Collected data
[BEGIN]

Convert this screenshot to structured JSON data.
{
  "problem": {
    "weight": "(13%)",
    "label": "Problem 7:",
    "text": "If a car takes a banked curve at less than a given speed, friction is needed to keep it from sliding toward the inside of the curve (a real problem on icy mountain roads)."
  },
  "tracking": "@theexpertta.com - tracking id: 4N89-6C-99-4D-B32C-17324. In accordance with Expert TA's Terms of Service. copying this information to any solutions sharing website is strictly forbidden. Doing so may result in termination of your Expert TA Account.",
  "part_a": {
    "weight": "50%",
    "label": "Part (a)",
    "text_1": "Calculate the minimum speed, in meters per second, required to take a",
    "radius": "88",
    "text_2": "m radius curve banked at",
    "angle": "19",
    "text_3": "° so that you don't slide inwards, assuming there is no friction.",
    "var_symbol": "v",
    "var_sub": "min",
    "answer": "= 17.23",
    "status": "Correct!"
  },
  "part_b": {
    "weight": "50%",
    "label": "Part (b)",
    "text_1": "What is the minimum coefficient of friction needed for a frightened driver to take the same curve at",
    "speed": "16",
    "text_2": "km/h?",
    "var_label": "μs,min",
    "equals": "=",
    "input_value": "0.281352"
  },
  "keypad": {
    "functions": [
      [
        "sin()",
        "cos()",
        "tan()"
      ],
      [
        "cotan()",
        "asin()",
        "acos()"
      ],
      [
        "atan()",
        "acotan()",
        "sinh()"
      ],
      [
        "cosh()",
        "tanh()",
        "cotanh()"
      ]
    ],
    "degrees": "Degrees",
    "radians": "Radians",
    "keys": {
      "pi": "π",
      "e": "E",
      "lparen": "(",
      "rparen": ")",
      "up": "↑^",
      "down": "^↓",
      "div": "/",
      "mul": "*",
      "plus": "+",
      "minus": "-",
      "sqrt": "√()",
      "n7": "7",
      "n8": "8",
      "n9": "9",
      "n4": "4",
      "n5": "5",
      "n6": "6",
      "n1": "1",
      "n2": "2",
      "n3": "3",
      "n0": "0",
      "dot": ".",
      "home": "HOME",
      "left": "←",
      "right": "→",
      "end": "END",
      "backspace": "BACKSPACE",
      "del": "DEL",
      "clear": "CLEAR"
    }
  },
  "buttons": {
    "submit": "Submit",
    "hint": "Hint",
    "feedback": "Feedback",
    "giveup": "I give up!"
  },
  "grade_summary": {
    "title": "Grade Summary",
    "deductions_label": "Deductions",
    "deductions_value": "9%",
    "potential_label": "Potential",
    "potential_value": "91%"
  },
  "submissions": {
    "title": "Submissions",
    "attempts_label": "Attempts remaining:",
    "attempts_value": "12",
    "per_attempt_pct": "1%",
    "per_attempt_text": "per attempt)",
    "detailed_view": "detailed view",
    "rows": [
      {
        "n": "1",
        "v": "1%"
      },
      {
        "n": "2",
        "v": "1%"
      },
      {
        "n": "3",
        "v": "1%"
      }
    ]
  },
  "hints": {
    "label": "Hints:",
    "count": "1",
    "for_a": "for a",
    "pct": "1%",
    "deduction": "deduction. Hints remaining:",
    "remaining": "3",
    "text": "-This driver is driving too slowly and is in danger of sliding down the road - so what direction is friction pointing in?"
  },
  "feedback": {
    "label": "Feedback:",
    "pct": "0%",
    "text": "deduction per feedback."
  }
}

[END]

> WRITTEN EXERCISE: All of the entries above need to be reproduced exactly.

> EXPECTED ANSWER:
Convert this screenshot to structured JSON data.
{
  "problem": {
    "weight": "(13%)",
    "label": "Problem 7:",
    "text": "If a car takes a banked curve at less than a given speed, friction is needed to keep it from sliding toward the inside of the curve (a real problem on icy mountain roads)."
  },
  "tracking": "@theexpertta.com - tracking id: 4N89-6C-99-4D-B32C-17324. In accordance with Expert TA's Terms of Service. copying this information to any solutions sharing website is strictly forbidden. Doing so may result in termination of your Expert TA Account.",
  "part_a": {
    "weight": "50%",
    "label": "Part (a)",
    "text_1": "Calculate the minimum speed, in meters per second, required to take a",
    "radius": "88",
    "text_2": "m radius curve banked at",
    "angle": "19",
    "text_3": "° so that you don't slide inwards, assuming there is no friction.",
    "var_symbol": "v",
    "var_sub": "min",
    "answer": "= 17.23",
    "status": "Correct!"
  },
  "part_b": {
    "weight": "50%",
    "label": "Part (b)",
    "text_1": "What is the minimum coefficient of friction needed for a frightened driver to take the same curve at",
    "speed": "16",
    "text_2": "km/h?",
    "var_label": "μs,min",
    "equals": "=",
    "input_value": "0.281352"
  },
  "keypad": {
    "functions": [
      [
        "sin()",
        "cos()",
        "tan()"
      ],
      [
        "cotan()",
        "asin()",
        "acos()"
      ],
      [
        "atan()",
        "acotan()",
        "sinh()"
      ],
      [
        "cosh()",
        "tanh()",
        "cotanh()"
      ]
    ],
    "degrees": "Degrees",
    "radians": "Radians",
    "keys": {
      "pi": "π",
      "e": "E",
      "lparen": "(",
      "rparen": ")",
      "up": "↑^",
      "down": "^↓",
      "div": "/",
      "mul": "*",
      "plus": "+",
      "minus": "-",
      "sqrt": "√()",
      "n7": "7",
      "n8": "8",
      "n9": "9",
      "n4": "4",
      "n5": "5",
      "n6": "6",
      "n1": "1",
      "n2": "2",
      "n3": "3",
      "n0": "0",
      "dot": ".",
      "home": "HOME",
      "left": "←",
      "right": "→",
      "end": "END",
      "backspace": "BACKSPACE",
      "del": "DEL",
      "clear": "CLEAR"
    }
  },
  "buttons": {
    "submit": "Submit",
    "hint": "Hint",
    "feedback": "Feedback",
    "giveup": "I give up!"
  },
  "grade_summary": {
    "title": "Grade Summary",
    "deductions_label": "Deductions",
    "deductions_value": "9%",
    "potential_label": "Potential",
    "potential_value": "91%"
  },
  "submissions": {
    "title": "Submissions",
    "attempts_label": "Attempts remaining:",
    "attempts_value": "12",
    "per_attempt_pct": "1%",
    "per_attempt_text": "per attempt)",
    "detailed_view": "detailed view",
    "rows": [
      {
        "n": "1",
        "v": "1%"
      },
      {
        "n": "2",
        "v": "1%"
      },
      {
        "n": "3",
        "v": "1%"
      }
    ]
  },
  "hints": {
    "label": "Hints:",
    "count": "1",
    "for_a": "for a",
    "pct": "1%",
    "deduction": "deduction. Hints remaining:",
    "remaining": "3",
    "text": "-This driver is driving too slowly and is in danger of sliding down the road - so what direction is friction pointing in?"
  },
  "feedback": {
    "label": "Feedback:",
    "pct": "0%",
    "text": "deduction per feedback."
  }
}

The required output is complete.